• _PROBLEM DESCRIPTION_:
Will you output all of the data below exactly, omitting the images?

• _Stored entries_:
......

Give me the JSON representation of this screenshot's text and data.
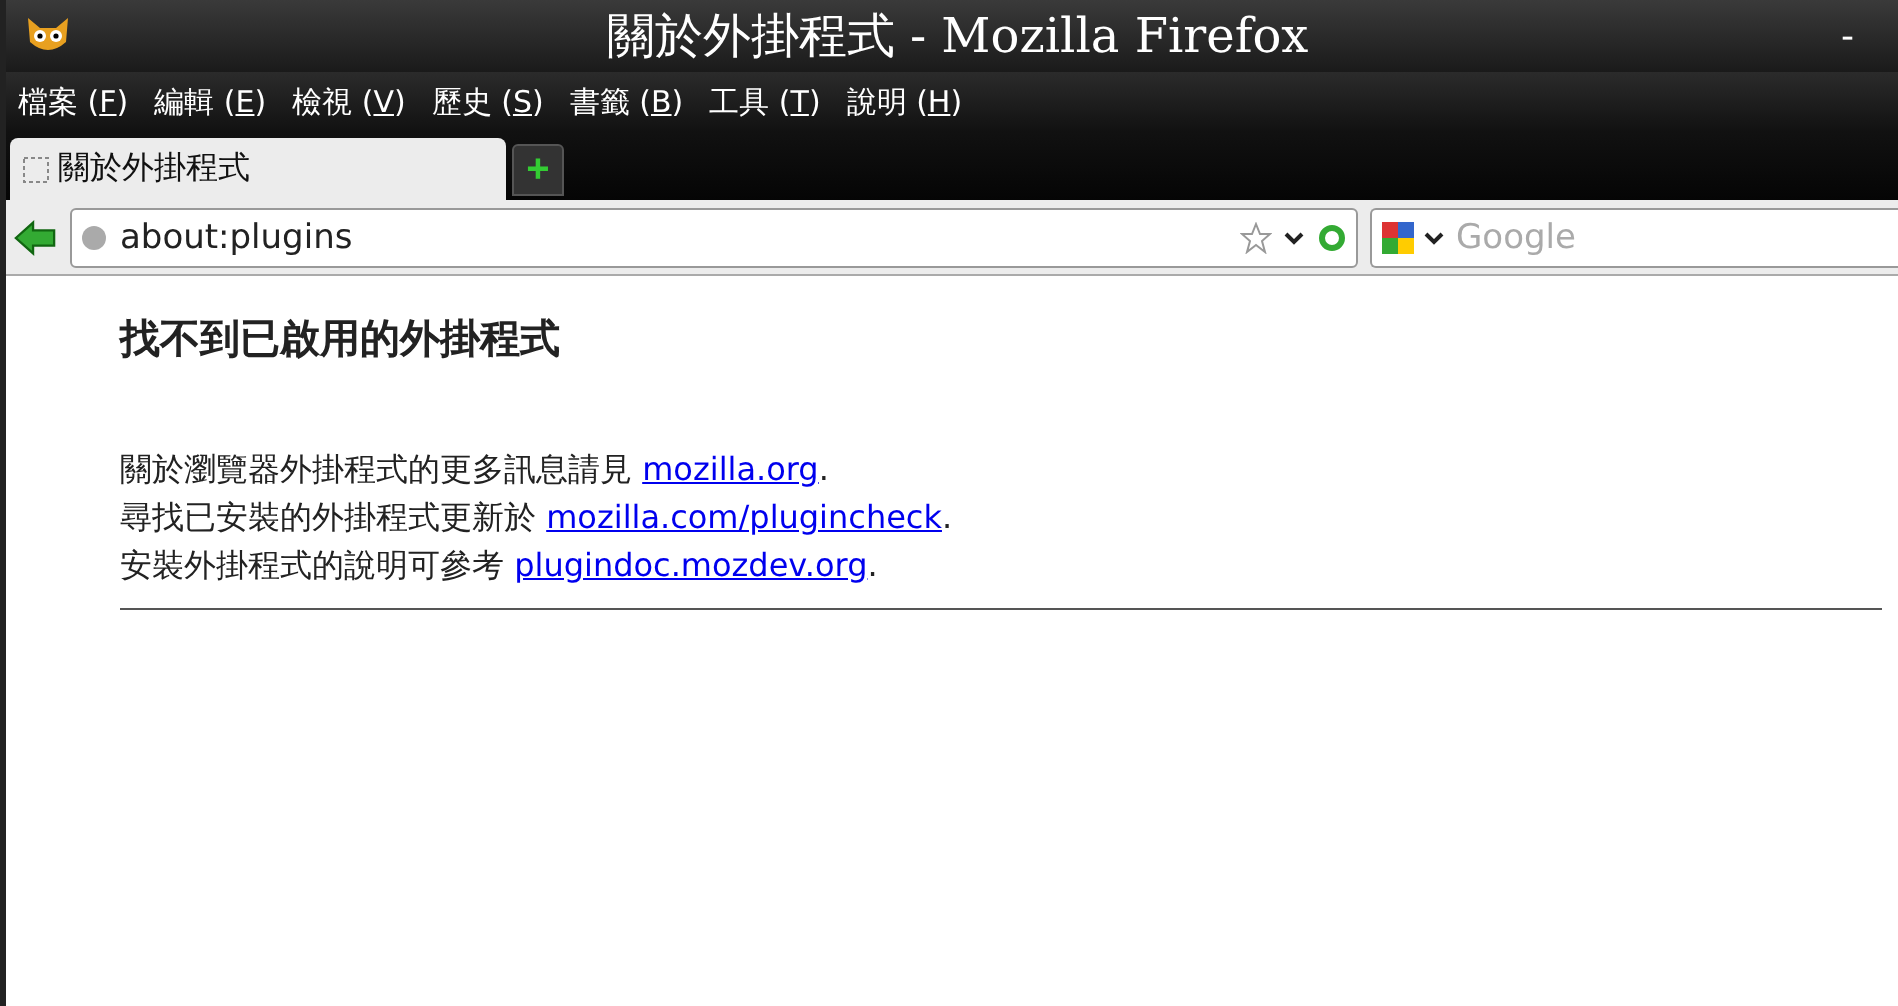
{
  "window": {
    "title": "關於外掛程式 - Mozilla Firefox",
    "minimize": "-"
  },
  "menu": [
    {
      "before": "檔案 (",
      "key": "F",
      "after": ")"
    },
    {
      "before": "編輯 (",
      "key": "E",
      "after": ")"
    },
    {
      "before": "檢視 (",
      "key": "V",
      "after": ")"
    },
    {
      "before": "歷史 (",
      "key": "S",
      "after": ")"
    },
    {
      "before": "書籤 (",
      "key": "B",
      "after": ")"
    },
    {
      "before": "工具 (",
      "key": "T",
      "after": ")"
    },
    {
      "before": "說明 (",
      "key": "H",
      "after": ")"
    }
  ],
  "tabs": [
    {
      "label": "關於外掛程式",
      "selected": true
    }
  ],
  "new_tab": "+",
  "address_bar": {
    "value": "about:plugins"
  },
  "search": {
    "placeholder": "Google"
  },
  "page": {
    "heading": "找不到已啟用的外掛程式",
    "lines": [
      {
        "text": "關於瀏覽器外掛程式的更多訊息請見 ",
        "link": "mozilla.org",
        "after": "."
      },
      {
        "text": "尋找已安裝的外掛程式更新於 ",
        "link": "mozilla.com/plugincheck",
        "after": "."
      },
      {
        "text": "安裝外掛程式的說明可參考 ",
        "link": "plugindoc.mozdev.org",
        "after": "."
      }
    ]
  }
}
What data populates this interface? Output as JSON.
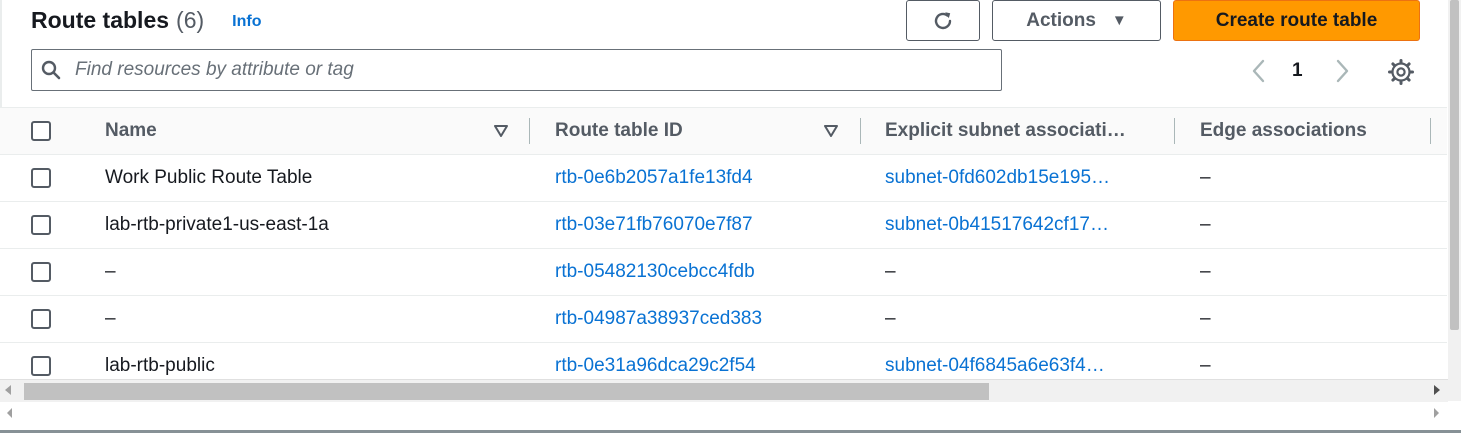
{
  "header": {
    "title": "Route tables",
    "count": "(6)",
    "info_label": "Info",
    "actions_label": "Actions",
    "create_label": "Create route table",
    "refresh_icon": "refresh-icon",
    "actions_caret_icon": "caret-down-icon"
  },
  "search": {
    "placeholder": "Find resources by attribute or tag",
    "value": "",
    "icon": "search-icon"
  },
  "pagination": {
    "current_page": "1",
    "prev_icon": "chevron-left-icon",
    "next_icon": "chevron-right-icon",
    "settings_icon": "gear-icon"
  },
  "table": {
    "columns": [
      {
        "label": "Name"
      },
      {
        "label": "Route table ID"
      },
      {
        "label": "Explicit subnet associati…"
      },
      {
        "label": "Edge associations"
      }
    ],
    "rows": [
      {
        "name": "Work Public Route Table",
        "route_table_id": "rtb-0e6b2057a1fe13fd4",
        "subnet": "subnet-0fd602db15e195…",
        "edge": "–"
      },
      {
        "name": "lab-rtb-private1-us-east-1a",
        "route_table_id": "rtb-03e71fb76070e7f87",
        "subnet": "subnet-0b41517642cf17…",
        "edge": "–"
      },
      {
        "name": "–",
        "route_table_id": "rtb-05482130cebcc4fdb",
        "subnet": "–",
        "edge": "–"
      },
      {
        "name": "–",
        "route_table_id": "rtb-04987a38937ced383",
        "subnet": "–",
        "edge": "–"
      },
      {
        "name": "lab-rtb-public",
        "route_table_id": "rtb-0e31a96dca29c2f54",
        "subnet": "subnet-04f6845a6e63f4…",
        "edge": "–"
      }
    ]
  },
  "colors": {
    "accent_orange": "#ff9900",
    "link_blue": "#0972d3",
    "text_dark": "#16191f",
    "text_muted": "#545b64"
  }
}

......

• _THE COMPLETED TASK_:
Give me the JSON representation of this screenshot's text and data.
{
  "window": {
    "title": "關於外掛程式 - Mozilla Firefox",
    "minimize": "-"
  },
  "menu": [
    {
      "before": "檔案 (",
      "key": "F",
      "after": ")"
    },
    {
      "before": "編輯 (",
      "key": "E",
      "after": ")"
    },
    {
      "before": "檢視 (",
      "key": "V",
      "after": ")"
    },
    {
      "before": "歷史 (",
      "key": "S",
      "after": ")"
    },
    {
      "before": "書籤 (",
      "key": "B",
      "after": ")"
    },
    {
      "before": "工具 (",
      "key": "T",
      "after": ")"
    },
    {
      "before": "說明 (",
      "key": "H",
      "after": ")"
    }
  ],
  "tabs": [
    {
      "label": "關於外掛程式",
      "selected": true
    }
  ],
  "new_tab": "+",
  "address_bar": {
    "value": "about:plugins"
  },
  "search": {
    "placeholder": "Google"
  },
  "page": {
    "heading": "找不到已啟用的外掛程式",
    "lines": [
      {
        "text": "關於瀏覽器外掛程式的更多訊息請見 ",
        "link": "mozilla.org",
        "after": "."
      },
      {
        "text": "尋找已安裝的外掛程式更新於 ",
        "link": "mozilla.com/plugincheck",
        "after": "."
      },
      {
        "text": "安裝外掛程式的說明可參考 ",
        "link": "plugindoc.mozdev.org",
        "after": "."
      }
    ]
  }
}
What data populates this interface? Output as JSON.
{
  "header": {
    "title": "Route tables",
    "count": "(6)",
    "info_label": "Info",
    "actions_label": "Actions",
    "create_label": "Create route table",
    "refresh_icon": "refresh-icon",
    "actions_caret_icon": "caret-down-icon"
  },
  "search": {
    "placeholder": "Find resources by attribute or tag",
    "value": "",
    "icon": "search-icon"
  },
  "pagination": {
    "current_page": "1",
    "prev_icon": "chevron-left-icon",
    "next_icon": "chevron-right-icon",
    "settings_icon": "gear-icon"
  },
  "table": {
    "columns": [
      {
        "label": "Name"
      },
      {
        "label": "Route table ID"
      },
      {
        "label": "Explicit subnet associati…"
      },
      {
        "label": "Edge associations"
      }
    ],
    "rows": [
      {
        "name": "Work Public Route Table",
        "route_table_id": "rtb-0e6b2057a1fe13fd4",
        "subnet": "subnet-0fd602db15e195…",
        "edge": "–"
      },
      {
        "name": "lab-rtb-private1-us-east-1a",
        "route_table_id": "rtb-03e71fb76070e7f87",
        "subnet": "subnet-0b41517642cf17…",
        "edge": "–"
      },
      {
        "name": "–",
        "route_table_id": "rtb-05482130cebcc4fdb",
        "subnet": "–",
        "edge": "–"
      },
      {
        "name": "–",
        "route_table_id": "rtb-04987a38937ced383",
        "subnet": "–",
        "edge": "–"
      },
      {
        "name": "lab-rtb-public",
        "route_table_id": "rtb-0e31a96dca29c2f54",
        "subnet": "subnet-04f6845a6e63f4…",
        "edge": "–"
      }
    ]
  },
  "colors": {
    "accent_orange": "#ff9900",
    "link_blue": "#0972d3",
    "text_dark": "#16191f",
    "text_muted": "#545b64"
  }
}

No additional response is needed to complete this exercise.